Extracted data entries:
★ ★ ★ ★ ★ ★ ★

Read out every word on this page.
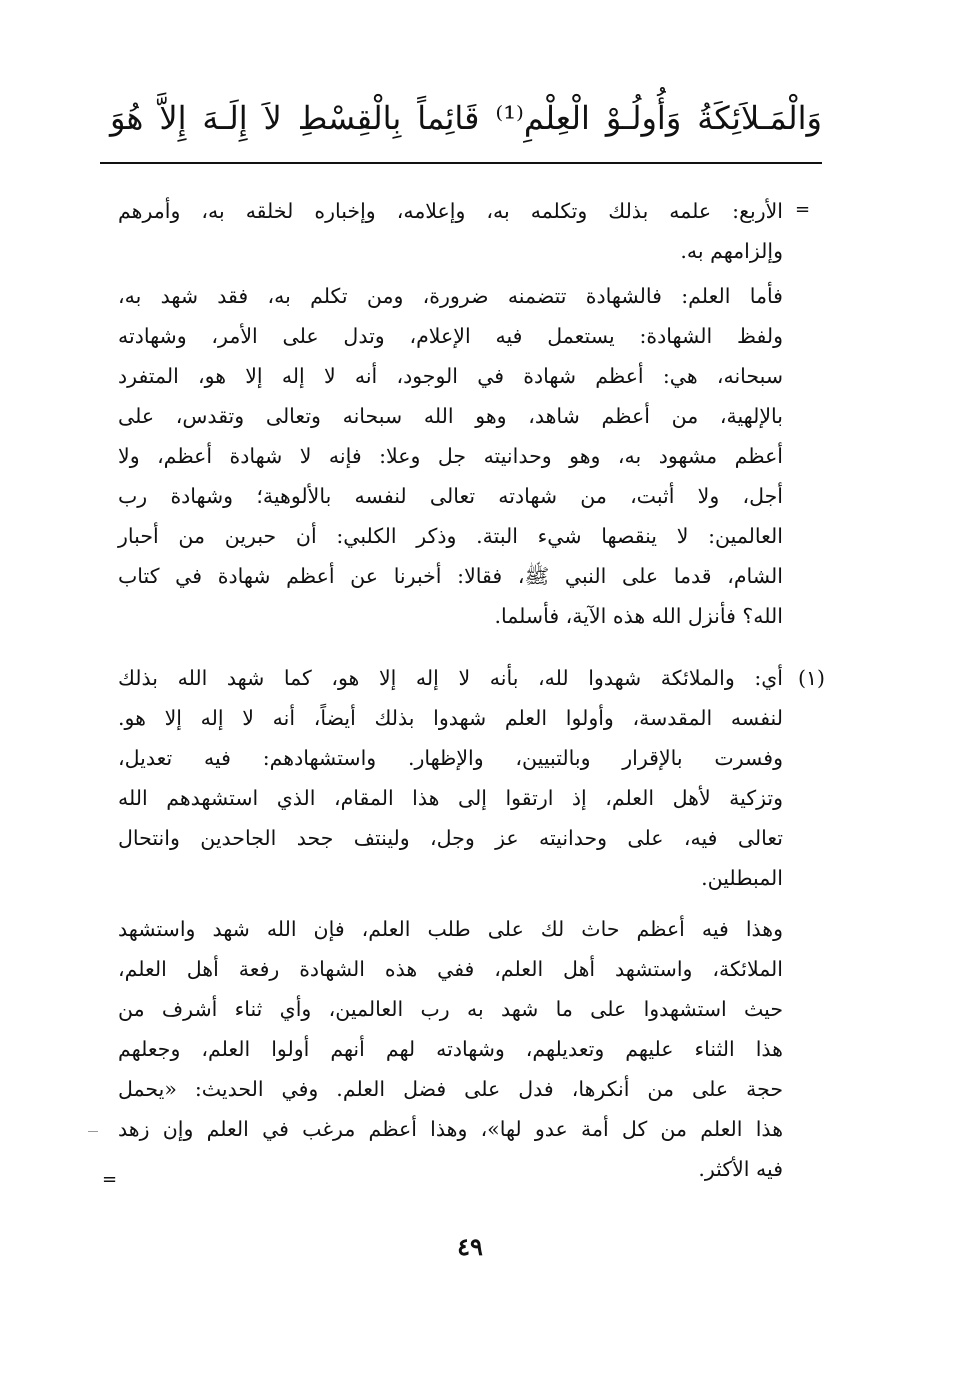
وَالْمَـلاَئِكَةُ وَأُولُـوْ الْعِلْمِ⁽¹⁾ قَائِماً بِالْقِسْطِ لاَ إِلَـهَ إِلاَّ هُوَ
=
الأربع: علمه بذلك وتكلمه به، وإعلامه، وإخباره لخلقه به، وأمرهم
وإلزامهم به.
فأما العلم: فالشهادة تتضمنه ضرورة، ومن تكلم به، فقد شهد به،
ولفظ الشهادة: يستعمل فيه الإعلام، وتدل على الأمر، وشهادته
سبحانه، هي: أعظم شهادة في الوجود، أنه لا إله إلا هو، المتفرد
بالإلهية، من أعظم شاهد، وهو الله سبحانه وتعالى وتقدس، على
أعظم مشهود به، وهو وحدانيته جل وعلا: فإنه لا شهادة أعظم، ولا
أجل، ولا أثبت، من شهادته تعالى لنفسه بالألوهية؛ وشهادة رب
العالمين: لا ينقصها شيء البتة. وذكر الكلبي: أن حبرين من أحبار
الشام، قدما على النبي ﷺ، فقالا: أخبرنا عن أعظم شهادة في كتاب
الله؟ فأنزل الله هذه الآية، فأسلما.
(١)
أي: والملائكة شهدوا لله، بأنه لا إله إلا هو، كما شهد الله بذلك
لنفسه المقدسة، وأولوا العلم شهدوا بذلك أيضاً، أنه لا إله إلا هو.
وفسرت بالإقرار وبالتبيين، والإظهار. واستشهادهم: فيه تعديل،
وتزكية لأهل العلم، إذ ارتقوا إلى هذا المقام، الذي استشهدهم الله
تعالى فيه، على وحدانيته عز وجل، ولينتف جحد الجاحدين وانتحال
المبطلين.
وهذا فيه أعظم حاث لك على طلب العلم، فإن الله شهد واستشهد
الملائكة، واستشهد أهل العلم، ففي هذه الشهادة رفعة أهل العلم،
حيث استشهدوا على ما شهد به رب العالمين، وأي ثناء أشرف من
هذا الثناء عليهم وتعديلهم، وشهادته لهم أنهم أولوا العلم، وجعلهم
حجة على من أنكرها، فدل على فضل العلم. وفي الحديث: «يحمل
هذا العلم من كل أمة عدو لها»، وهذا أعظم مرغب في العلم وإن زهد
فيه الأكثر.
=
٤٩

★ ★ ★ ★ ★ ★ ★

PROBLEM STATEMENT
Reproduce the listing exactly. Leave its pictures out.

THE OUTPUT
Read out every word on this page.
وَالْمَـلاَئِكَةُ وَأُولُـوْ الْعِلْمِ⁽¹⁾ قَائِماً بِالْقِسْطِ لاَ إِلَـهَ إِلاَّ هُوَ
=
الأربع: علمه بذلك وتكلمه به، وإعلامه، وإخباره لخلقه به، وأمرهم
وإلزامهم به.
فأما العلم: فالشهادة تتضمنه ضرورة، ومن تكلم به، فقد شهد به،
ولفظ الشهادة: يستعمل فيه الإعلام، وتدل على الأمر، وشهادته
سبحانه، هي: أعظم شهادة في الوجود، أنه لا إله إلا هو، المتفرد
بالإلهية، من أعظم شاهد، وهو الله سبحانه وتعالى وتقدس، على
أعظم مشهود به، وهو وحدانيته جل وعلا: فإنه لا شهادة أعظم، ولا
أجل، ولا أثبت، من شهادته تعالى لنفسه بالألوهية؛ وشهادة رب
العالمين: لا ينقصها شيء البتة. وذكر الكلبي: أن حبرين من أحبار
الشام، قدما على النبي ﷺ، فقالا: أخبرنا عن أعظم شهادة في كتاب
الله؟ فأنزل الله هذه الآية، فأسلما.
(١)
أي: والملائكة شهدوا لله، بأنه لا إله إلا هو، كما شهد الله بذلك
لنفسه المقدسة، وأولوا العلم شهدوا بذلك أيضاً، أنه لا إله إلا هو.
وفسرت بالإقرار وبالتبيين، والإظهار. واستشهادهم: فيه تعديل،
وتزكية لأهل العلم، إذ ارتقوا إلى هذا المقام، الذي استشهدهم الله
تعالى فيه، على وحدانيته عز وجل، ولينتف جحد الجاحدين وانتحال
المبطلين.
وهذا فيه أعظم حاث لك على طلب العلم، فإن الله شهد واستشهد
الملائكة، واستشهد أهل العلم، ففي هذه الشهادة رفعة أهل العلم،
حيث استشهدوا على ما شهد به رب العالمين، وأي ثناء أشرف من
هذا الثناء عليهم وتعديلهم، وشهادته لهم أنهم أولوا العلم، وجعلهم
حجة على من أنكرها، فدل على فضل العلم. وفي الحديث: «يحمل
هذا العلم من كل أمة عدو لها»، وهذا أعظم مرغب في العلم وإن زهد
فيه الأكثر.
=
٤٩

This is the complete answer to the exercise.